## [OBJECTIVE]
Every entry here needs to be repeated exactly.

(Data records)
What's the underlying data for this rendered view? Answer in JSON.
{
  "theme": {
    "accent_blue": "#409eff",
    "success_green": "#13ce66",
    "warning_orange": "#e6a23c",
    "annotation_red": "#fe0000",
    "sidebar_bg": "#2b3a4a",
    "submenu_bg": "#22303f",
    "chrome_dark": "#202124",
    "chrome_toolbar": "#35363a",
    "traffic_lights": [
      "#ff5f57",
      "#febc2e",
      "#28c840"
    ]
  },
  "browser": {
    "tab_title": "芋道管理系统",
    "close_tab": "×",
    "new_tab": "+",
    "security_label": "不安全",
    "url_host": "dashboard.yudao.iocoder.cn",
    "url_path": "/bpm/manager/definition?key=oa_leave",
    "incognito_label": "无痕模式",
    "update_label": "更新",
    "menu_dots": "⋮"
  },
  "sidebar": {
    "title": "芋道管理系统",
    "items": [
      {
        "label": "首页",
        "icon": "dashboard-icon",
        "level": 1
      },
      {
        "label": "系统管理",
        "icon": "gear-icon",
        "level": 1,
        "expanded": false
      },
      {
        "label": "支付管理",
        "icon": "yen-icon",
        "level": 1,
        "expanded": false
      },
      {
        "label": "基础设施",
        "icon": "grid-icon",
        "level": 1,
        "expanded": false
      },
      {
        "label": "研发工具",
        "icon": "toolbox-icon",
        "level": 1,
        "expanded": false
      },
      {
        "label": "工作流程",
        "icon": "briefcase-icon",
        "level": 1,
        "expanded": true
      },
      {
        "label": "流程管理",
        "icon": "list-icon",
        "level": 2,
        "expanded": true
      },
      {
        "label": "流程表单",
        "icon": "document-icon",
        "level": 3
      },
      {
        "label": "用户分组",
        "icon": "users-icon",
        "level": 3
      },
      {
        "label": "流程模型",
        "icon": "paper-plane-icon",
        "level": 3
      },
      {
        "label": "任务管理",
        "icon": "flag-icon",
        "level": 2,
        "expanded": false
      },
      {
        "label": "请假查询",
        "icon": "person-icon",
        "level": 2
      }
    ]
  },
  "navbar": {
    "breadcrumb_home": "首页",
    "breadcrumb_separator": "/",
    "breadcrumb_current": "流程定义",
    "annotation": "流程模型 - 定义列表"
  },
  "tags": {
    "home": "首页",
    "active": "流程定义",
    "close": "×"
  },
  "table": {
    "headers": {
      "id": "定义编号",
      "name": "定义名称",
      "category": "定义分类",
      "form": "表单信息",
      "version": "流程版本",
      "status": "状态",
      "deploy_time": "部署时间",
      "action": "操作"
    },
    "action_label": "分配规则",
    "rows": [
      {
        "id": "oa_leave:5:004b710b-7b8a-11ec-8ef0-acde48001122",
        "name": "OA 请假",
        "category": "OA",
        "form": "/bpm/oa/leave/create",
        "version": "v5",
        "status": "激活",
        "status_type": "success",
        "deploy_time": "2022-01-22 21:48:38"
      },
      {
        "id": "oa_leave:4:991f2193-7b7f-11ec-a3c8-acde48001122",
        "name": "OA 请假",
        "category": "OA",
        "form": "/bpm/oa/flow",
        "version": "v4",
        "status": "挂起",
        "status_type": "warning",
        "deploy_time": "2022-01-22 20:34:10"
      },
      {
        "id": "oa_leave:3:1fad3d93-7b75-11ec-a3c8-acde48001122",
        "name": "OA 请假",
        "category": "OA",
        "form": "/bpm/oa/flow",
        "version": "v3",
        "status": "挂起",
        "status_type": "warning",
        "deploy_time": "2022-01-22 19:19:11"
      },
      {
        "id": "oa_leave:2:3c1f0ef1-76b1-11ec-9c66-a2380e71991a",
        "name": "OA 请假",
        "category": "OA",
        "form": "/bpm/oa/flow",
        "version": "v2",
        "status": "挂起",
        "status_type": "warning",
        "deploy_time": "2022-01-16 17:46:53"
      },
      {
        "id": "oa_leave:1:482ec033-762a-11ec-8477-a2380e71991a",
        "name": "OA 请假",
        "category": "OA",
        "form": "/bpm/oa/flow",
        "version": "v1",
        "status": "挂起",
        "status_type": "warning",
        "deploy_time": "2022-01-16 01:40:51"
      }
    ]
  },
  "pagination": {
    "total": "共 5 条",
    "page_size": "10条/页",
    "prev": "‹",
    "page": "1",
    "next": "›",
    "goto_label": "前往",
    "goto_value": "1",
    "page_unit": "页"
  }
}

## [EXERCISE SOLUTION]
What's the underlying data for this rendered view? Answer in JSON.
{
  "theme": {
    "accent_blue": "#409eff",
    "success_green": "#13ce66",
    "warning_orange": "#e6a23c",
    "annotation_red": "#fe0000",
    "sidebar_bg": "#2b3a4a",
    "submenu_bg": "#22303f",
    "chrome_dark": "#202124",
    "chrome_toolbar": "#35363a",
    "traffic_lights": [
      "#ff5f57",
      "#febc2e",
      "#28c840"
    ]
  },
  "browser": {
    "tab_title": "芋道管理系统",
    "close_tab": "×",
    "new_tab": "+",
    "security_label": "不安全",
    "url_host": "dashboard.yudao.iocoder.cn",
    "url_path": "/bpm/manager/definition?key=oa_leave",
    "incognito_label": "无痕模式",
    "update_label": "更新",
    "menu_dots": "⋮"
  },
  "sidebar": {
    "title": "芋道管理系统",
    "items": [
      {
        "label": "首页",
        "icon": "dashboard-icon",
        "level": 1
      },
      {
        "label": "系统管理",
        "icon": "gear-icon",
        "level": 1,
        "expanded": false
      },
      {
        "label": "支付管理",
        "icon": "yen-icon",
        "level": 1,
        "expanded": false
      },
      {
        "label": "基础设施",
        "icon": "grid-icon",
        "level": 1,
        "expanded": false
      },
      {
        "label": "研发工具",
        "icon": "toolbox-icon",
        "level": 1,
        "expanded": false
      },
      {
        "label": "工作流程",
        "icon": "briefcase-icon",
        "level": 1,
        "expanded": true
      },
      {
        "label": "流程管理",
        "icon": "list-icon",
        "level": 2,
        "expanded": true
      },
      {
        "label": "流程表单",
        "icon": "document-icon",
        "level": 3
      },
      {
        "label": "用户分组",
        "icon": "users-icon",
        "level": 3
      },
      {
        "label": "流程模型",
        "icon": "paper-plane-icon",
        "level": 3
      },
      {
        "label": "任务管理",
        "icon": "flag-icon",
        "level": 2,
        "expanded": false
      },
      {
        "label": "请假查询",
        "icon": "person-icon",
        "level": 2
      }
    ]
  },
  "navbar": {
    "breadcrumb_home": "首页",
    "breadcrumb_separator": "/",
    "breadcrumb_current": "流程定义",
    "annotation": "流程模型 - 定义列表"
  },
  "tags": {
    "home": "首页",
    "active": "流程定义",
    "close": "×"
  },
  "table": {
    "headers": {
      "id": "定义编号",
      "name": "定义名称",
      "category": "定义分类",
      "form": "表单信息",
      "version": "流程版本",
      "status": "状态",
      "deploy_time": "部署时间",
      "action": "操作"
    },
    "action_label": "分配规则",
    "rows": [
      {
        "id": "oa_leave:5:004b710b-7b8a-11ec-8ef0-acde48001122",
        "name": "OA 请假",
        "category": "OA",
        "form": "/bpm/oa/leave/create",
        "version": "v5",
        "status": "激活",
        "status_type": "success",
        "deploy_time": "2022-01-22 21:48:38"
      },
      {
        "id": "oa_leave:4:991f2193-7b7f-11ec-a3c8-acde48001122",
        "name": "OA 请假",
        "category": "OA",
        "form": "/bpm/oa/flow",
        "version": "v4",
        "status": "挂起",
        "status_type": "warning",
        "deploy_time": "2022-01-22 20:34:10"
      },
      {
        "id": "oa_leave:3:1fad3d93-7b75-11ec-a3c8-acde48001122",
        "name": "OA 请假",
        "category": "OA",
        "form": "/bpm/oa/flow",
        "version": "v3",
        "status": "挂起",
        "status_type": "warning",
        "deploy_time": "2022-01-22 19:19:11"
      },
      {
        "id": "oa_leave:2:3c1f0ef1-76b1-11ec-9c66-a2380e71991a",
        "name": "OA 请假",
        "category": "OA",
        "form": "/bpm/oa/flow",
        "version": "v2",
        "status": "挂起",
        "status_type": "warning",
        "deploy_time": "2022-01-16 17:46:53"
      },
      {
        "id": "oa_leave:1:482ec033-762a-11ec-8477-a2380e71991a",
        "name": "OA 请假",
        "category": "OA",
        "form": "/bpm/oa/flow",
        "version": "v1",
        "status": "挂起",
        "status_type": "warning",
        "deploy_time": "2022-01-16 01:40:51"
      }
    ]
  },
  "pagination": {
    "total": "共 5 条",
    "page_size": "10条/页",
    "prev": "‹",
    "page": "1",
    "next": "›",
    "goto_label": "前往",
    "goto_value": "1",
    "page_unit": "页"
  }
}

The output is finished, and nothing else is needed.